Please filter the entries for the word "Protein" and copy every line that has it.

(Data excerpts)
╭──
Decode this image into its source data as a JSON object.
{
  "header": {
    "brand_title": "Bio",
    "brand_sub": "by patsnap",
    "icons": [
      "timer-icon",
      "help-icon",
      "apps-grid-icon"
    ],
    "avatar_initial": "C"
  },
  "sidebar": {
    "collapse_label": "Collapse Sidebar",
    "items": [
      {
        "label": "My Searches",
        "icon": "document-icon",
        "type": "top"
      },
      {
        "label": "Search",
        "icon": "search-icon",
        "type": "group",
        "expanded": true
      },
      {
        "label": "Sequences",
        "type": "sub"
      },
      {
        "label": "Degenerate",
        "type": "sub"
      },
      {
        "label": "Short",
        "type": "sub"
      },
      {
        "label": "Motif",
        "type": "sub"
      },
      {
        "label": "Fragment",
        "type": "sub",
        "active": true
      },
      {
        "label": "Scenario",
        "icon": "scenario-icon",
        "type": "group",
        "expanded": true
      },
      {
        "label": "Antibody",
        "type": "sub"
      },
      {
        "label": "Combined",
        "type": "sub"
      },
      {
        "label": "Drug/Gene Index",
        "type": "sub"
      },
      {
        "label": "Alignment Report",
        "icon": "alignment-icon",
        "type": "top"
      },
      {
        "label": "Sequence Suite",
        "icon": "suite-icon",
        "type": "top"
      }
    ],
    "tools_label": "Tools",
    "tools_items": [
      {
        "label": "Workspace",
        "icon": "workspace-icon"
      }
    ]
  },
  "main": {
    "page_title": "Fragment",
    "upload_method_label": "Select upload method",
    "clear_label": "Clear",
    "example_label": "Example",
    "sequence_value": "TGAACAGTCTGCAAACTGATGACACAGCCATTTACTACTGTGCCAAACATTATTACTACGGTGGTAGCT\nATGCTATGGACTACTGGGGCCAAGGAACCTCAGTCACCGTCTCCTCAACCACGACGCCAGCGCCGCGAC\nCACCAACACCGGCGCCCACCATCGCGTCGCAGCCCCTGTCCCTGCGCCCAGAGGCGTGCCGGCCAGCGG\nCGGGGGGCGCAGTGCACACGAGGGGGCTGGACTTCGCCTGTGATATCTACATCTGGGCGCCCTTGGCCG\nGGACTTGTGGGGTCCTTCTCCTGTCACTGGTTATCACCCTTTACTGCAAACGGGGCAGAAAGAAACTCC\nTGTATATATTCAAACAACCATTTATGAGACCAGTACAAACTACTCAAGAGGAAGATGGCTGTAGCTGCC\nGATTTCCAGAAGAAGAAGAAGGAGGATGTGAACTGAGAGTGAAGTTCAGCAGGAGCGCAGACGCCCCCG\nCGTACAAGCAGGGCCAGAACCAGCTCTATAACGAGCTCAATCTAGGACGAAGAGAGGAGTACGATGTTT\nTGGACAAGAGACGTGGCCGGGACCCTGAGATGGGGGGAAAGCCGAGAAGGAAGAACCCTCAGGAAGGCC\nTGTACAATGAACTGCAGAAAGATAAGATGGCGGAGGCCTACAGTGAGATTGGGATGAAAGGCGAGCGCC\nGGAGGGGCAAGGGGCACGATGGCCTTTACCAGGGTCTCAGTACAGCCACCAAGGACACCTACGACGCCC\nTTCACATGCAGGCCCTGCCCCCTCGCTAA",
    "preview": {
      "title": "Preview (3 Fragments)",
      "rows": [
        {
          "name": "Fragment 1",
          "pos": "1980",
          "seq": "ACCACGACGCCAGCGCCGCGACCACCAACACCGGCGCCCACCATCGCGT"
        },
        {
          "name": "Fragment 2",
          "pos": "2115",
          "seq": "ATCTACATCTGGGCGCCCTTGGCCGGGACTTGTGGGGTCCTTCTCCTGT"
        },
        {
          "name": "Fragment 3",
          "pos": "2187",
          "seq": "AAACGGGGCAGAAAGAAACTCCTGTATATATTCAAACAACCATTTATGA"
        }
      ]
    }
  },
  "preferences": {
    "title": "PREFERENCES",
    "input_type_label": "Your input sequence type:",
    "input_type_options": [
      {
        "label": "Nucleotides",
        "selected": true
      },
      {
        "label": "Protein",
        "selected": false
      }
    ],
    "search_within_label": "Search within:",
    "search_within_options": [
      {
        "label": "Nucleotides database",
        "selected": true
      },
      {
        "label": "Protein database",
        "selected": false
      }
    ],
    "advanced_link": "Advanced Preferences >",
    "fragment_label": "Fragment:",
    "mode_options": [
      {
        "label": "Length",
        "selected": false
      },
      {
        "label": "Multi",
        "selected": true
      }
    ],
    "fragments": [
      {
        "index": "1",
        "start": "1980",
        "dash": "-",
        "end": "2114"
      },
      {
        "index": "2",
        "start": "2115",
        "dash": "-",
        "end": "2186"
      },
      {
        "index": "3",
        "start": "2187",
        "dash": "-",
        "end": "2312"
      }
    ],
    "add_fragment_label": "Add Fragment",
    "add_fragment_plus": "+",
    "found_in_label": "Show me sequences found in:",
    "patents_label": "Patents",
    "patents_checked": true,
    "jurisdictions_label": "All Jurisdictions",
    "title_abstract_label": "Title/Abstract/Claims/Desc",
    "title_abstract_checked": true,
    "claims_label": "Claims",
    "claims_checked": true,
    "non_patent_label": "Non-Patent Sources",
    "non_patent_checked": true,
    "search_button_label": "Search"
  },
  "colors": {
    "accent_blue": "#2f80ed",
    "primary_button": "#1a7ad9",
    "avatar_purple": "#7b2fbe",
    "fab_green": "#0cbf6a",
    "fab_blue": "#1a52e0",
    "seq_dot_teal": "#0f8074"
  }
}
╰──
• SOLUTION TO THE EXERCISE
        "label": "Protein",
        "label": "Protein database",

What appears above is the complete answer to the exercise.